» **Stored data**
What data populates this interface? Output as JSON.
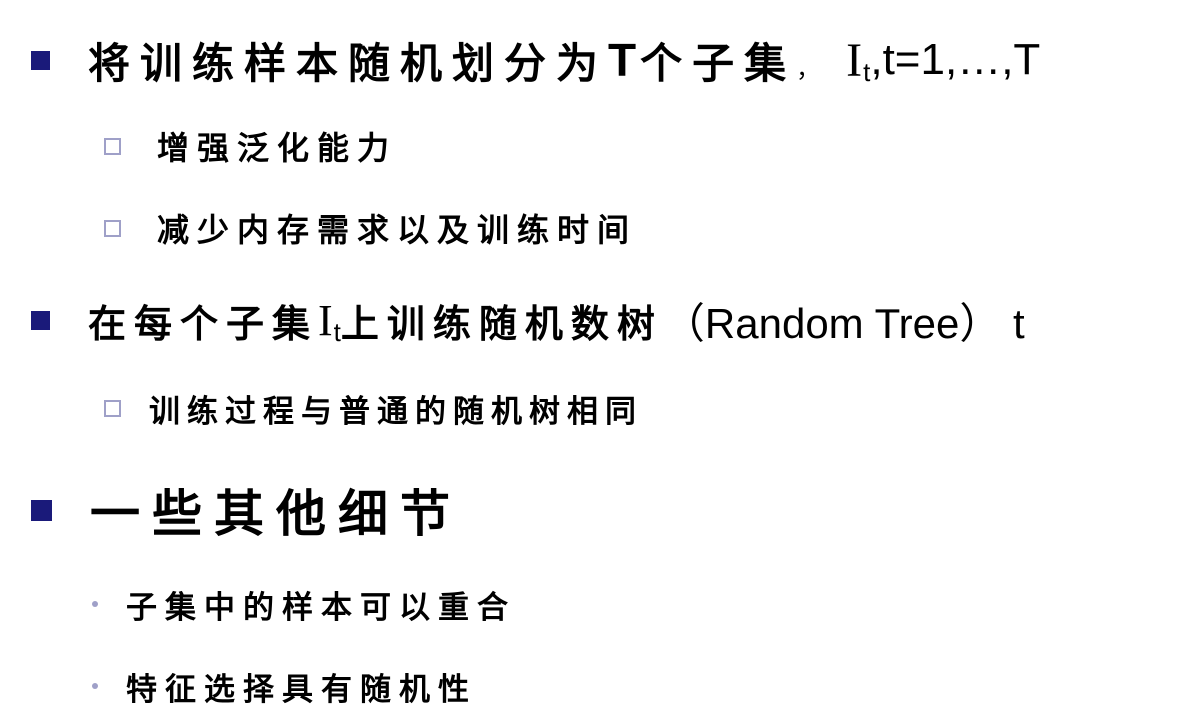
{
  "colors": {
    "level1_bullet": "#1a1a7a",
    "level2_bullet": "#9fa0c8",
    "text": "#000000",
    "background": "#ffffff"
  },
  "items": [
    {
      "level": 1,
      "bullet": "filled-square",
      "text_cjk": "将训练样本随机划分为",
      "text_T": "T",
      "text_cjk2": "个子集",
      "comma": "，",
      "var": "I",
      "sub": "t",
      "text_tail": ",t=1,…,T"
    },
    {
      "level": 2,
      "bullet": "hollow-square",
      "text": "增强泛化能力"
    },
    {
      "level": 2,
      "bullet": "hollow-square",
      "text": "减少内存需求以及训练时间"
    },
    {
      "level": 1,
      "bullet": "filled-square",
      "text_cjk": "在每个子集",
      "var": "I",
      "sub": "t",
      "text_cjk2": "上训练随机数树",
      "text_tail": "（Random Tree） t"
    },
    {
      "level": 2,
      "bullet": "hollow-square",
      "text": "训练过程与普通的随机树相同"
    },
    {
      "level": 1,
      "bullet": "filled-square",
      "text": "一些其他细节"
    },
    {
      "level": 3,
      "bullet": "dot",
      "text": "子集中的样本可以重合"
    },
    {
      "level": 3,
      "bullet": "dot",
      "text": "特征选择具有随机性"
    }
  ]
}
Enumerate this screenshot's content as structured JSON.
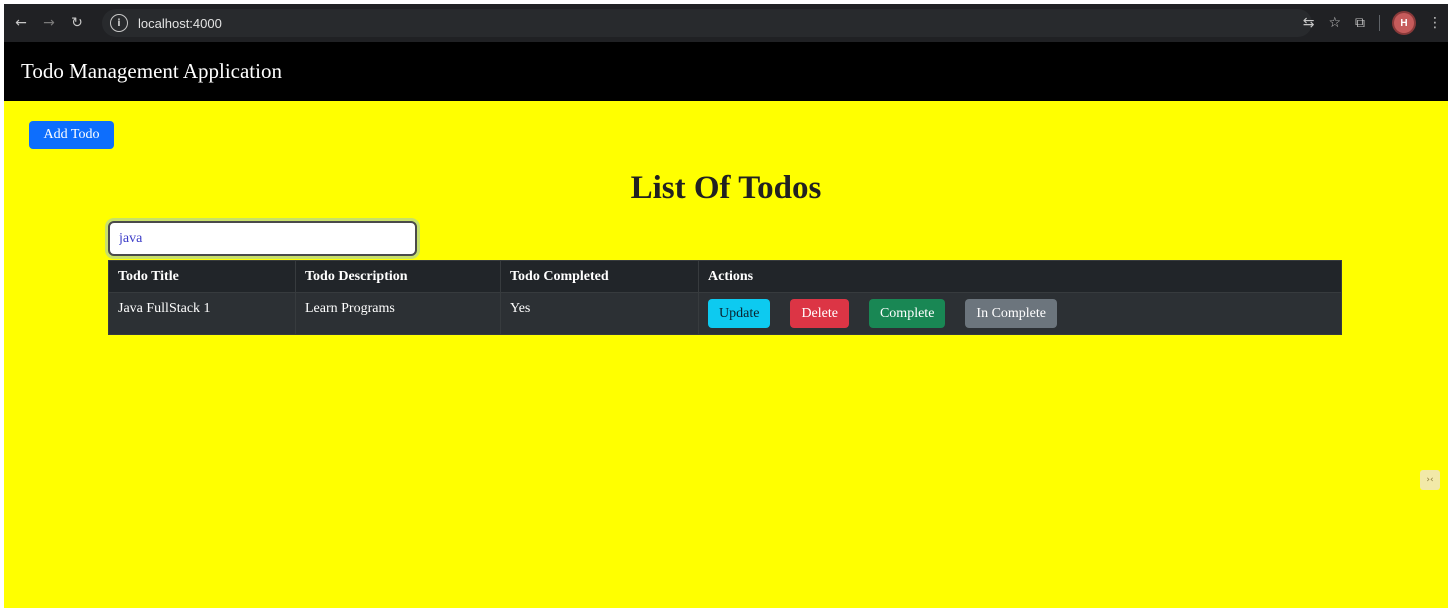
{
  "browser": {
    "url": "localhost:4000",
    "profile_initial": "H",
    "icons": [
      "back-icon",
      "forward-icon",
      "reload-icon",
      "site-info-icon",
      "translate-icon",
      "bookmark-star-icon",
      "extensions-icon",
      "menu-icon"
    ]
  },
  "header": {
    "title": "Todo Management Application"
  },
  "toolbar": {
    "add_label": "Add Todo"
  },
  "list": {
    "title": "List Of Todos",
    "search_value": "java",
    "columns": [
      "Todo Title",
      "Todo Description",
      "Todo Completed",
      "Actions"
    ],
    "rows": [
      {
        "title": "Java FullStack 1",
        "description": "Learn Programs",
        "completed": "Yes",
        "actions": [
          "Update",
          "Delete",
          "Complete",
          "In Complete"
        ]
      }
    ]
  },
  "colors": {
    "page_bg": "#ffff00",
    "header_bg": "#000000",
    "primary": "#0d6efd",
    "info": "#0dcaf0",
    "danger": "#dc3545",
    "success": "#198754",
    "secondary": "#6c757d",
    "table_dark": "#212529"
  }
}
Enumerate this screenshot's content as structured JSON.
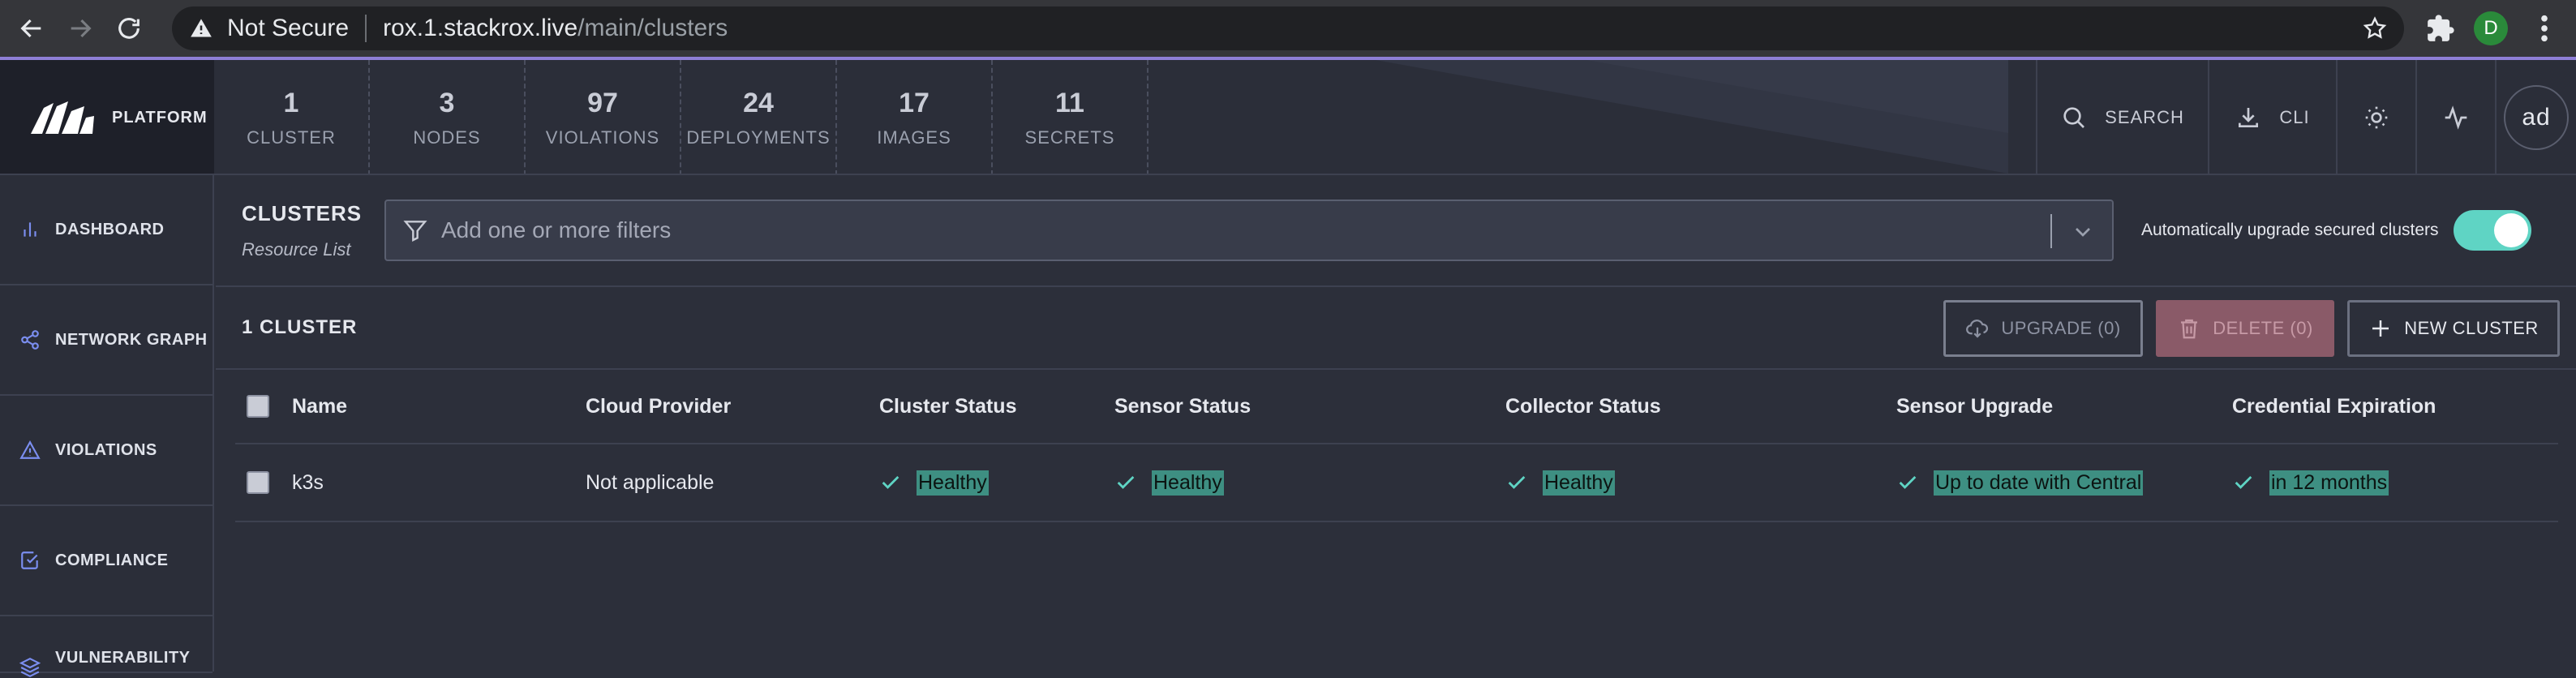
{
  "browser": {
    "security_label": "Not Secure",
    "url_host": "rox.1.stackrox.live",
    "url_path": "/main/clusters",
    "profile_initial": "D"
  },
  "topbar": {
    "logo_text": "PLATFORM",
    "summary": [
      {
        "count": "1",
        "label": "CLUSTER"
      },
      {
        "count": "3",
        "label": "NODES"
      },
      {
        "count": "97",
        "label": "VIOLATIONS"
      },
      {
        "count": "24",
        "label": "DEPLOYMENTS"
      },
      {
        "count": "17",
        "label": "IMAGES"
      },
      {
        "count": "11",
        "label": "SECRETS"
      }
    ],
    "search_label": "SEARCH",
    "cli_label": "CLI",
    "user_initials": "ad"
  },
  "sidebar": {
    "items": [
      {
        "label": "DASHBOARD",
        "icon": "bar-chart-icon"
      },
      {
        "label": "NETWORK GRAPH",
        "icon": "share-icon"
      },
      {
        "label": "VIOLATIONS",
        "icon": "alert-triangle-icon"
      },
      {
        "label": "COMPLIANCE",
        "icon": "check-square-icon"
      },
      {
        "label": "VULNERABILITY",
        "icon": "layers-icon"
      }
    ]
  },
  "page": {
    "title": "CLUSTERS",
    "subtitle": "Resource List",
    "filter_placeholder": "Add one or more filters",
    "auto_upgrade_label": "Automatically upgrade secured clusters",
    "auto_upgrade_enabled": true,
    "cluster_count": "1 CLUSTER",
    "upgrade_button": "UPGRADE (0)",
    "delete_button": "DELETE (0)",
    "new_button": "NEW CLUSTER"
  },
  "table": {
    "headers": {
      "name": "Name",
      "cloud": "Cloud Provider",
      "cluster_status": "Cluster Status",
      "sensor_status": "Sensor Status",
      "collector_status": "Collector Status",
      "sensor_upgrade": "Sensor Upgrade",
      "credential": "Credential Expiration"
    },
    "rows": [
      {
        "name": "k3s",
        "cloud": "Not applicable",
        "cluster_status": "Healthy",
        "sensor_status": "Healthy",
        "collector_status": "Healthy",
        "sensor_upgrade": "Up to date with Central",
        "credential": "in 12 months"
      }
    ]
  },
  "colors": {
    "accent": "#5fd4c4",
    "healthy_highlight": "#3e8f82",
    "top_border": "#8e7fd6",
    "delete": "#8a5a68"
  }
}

» **EXERCISE GOAL**
List every line above containing the word "cloud".

» **TASK OUTPUT**
      "cloud": "Cloud Provider",
        "cloud": "Not applicable",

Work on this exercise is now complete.